── Records for this exercise

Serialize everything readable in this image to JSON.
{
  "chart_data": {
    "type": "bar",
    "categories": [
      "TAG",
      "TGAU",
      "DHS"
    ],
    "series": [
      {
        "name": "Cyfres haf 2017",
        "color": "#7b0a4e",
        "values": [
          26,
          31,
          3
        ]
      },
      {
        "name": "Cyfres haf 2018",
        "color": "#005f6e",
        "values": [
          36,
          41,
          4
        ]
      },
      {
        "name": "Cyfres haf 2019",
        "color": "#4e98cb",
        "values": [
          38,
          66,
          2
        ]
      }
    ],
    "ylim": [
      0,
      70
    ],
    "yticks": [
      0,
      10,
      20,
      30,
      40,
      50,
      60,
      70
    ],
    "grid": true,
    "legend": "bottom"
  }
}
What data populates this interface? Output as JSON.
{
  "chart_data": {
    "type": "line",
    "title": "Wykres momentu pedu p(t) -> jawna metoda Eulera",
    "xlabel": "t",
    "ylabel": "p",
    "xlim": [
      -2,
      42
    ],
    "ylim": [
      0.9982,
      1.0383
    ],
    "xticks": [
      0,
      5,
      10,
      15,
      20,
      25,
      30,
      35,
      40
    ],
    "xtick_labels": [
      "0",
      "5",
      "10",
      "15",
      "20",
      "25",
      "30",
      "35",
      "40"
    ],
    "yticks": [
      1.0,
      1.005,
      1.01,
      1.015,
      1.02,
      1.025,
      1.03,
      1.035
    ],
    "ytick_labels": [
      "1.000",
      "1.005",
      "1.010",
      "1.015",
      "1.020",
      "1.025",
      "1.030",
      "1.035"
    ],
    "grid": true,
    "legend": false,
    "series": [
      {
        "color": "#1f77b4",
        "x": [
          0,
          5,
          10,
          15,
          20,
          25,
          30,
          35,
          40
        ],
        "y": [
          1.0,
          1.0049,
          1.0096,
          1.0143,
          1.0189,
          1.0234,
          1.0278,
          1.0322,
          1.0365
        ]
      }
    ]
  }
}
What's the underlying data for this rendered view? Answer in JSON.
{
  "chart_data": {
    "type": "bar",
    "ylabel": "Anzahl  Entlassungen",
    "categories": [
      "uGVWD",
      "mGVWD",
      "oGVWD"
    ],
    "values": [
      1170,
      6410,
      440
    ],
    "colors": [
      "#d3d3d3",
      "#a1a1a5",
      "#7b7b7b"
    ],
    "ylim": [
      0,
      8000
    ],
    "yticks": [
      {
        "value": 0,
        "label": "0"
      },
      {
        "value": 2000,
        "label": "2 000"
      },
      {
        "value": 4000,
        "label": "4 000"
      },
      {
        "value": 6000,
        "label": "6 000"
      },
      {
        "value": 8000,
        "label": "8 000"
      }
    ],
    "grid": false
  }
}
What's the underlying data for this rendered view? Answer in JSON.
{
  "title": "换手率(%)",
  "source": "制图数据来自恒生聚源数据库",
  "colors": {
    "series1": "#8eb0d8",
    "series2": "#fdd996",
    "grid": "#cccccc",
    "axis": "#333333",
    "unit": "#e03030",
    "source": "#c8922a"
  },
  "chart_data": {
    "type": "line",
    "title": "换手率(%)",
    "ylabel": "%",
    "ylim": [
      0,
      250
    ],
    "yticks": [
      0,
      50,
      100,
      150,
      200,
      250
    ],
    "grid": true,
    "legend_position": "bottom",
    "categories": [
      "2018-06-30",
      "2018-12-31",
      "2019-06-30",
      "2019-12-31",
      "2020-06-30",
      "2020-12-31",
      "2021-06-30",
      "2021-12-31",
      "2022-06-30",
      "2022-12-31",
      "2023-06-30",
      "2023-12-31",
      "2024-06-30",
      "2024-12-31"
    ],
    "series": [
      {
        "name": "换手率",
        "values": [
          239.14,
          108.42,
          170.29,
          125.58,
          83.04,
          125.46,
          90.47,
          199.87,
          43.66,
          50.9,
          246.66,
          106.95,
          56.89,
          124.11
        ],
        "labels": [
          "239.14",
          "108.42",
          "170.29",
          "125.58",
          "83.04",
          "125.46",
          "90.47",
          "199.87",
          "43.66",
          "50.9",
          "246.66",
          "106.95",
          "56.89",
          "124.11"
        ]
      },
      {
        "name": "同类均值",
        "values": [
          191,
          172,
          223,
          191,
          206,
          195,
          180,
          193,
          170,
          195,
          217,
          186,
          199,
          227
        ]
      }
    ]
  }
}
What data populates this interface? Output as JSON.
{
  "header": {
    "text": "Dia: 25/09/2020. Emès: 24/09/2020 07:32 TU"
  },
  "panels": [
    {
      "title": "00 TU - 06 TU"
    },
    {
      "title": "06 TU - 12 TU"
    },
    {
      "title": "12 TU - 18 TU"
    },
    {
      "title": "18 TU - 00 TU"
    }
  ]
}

────

Instructions for the task:
Pick out every line above that holds the word "source" and copy it.

Solution for this problem:
  "source": "制图数据来自恒生聚源数据库",
    "source": "#c8922a"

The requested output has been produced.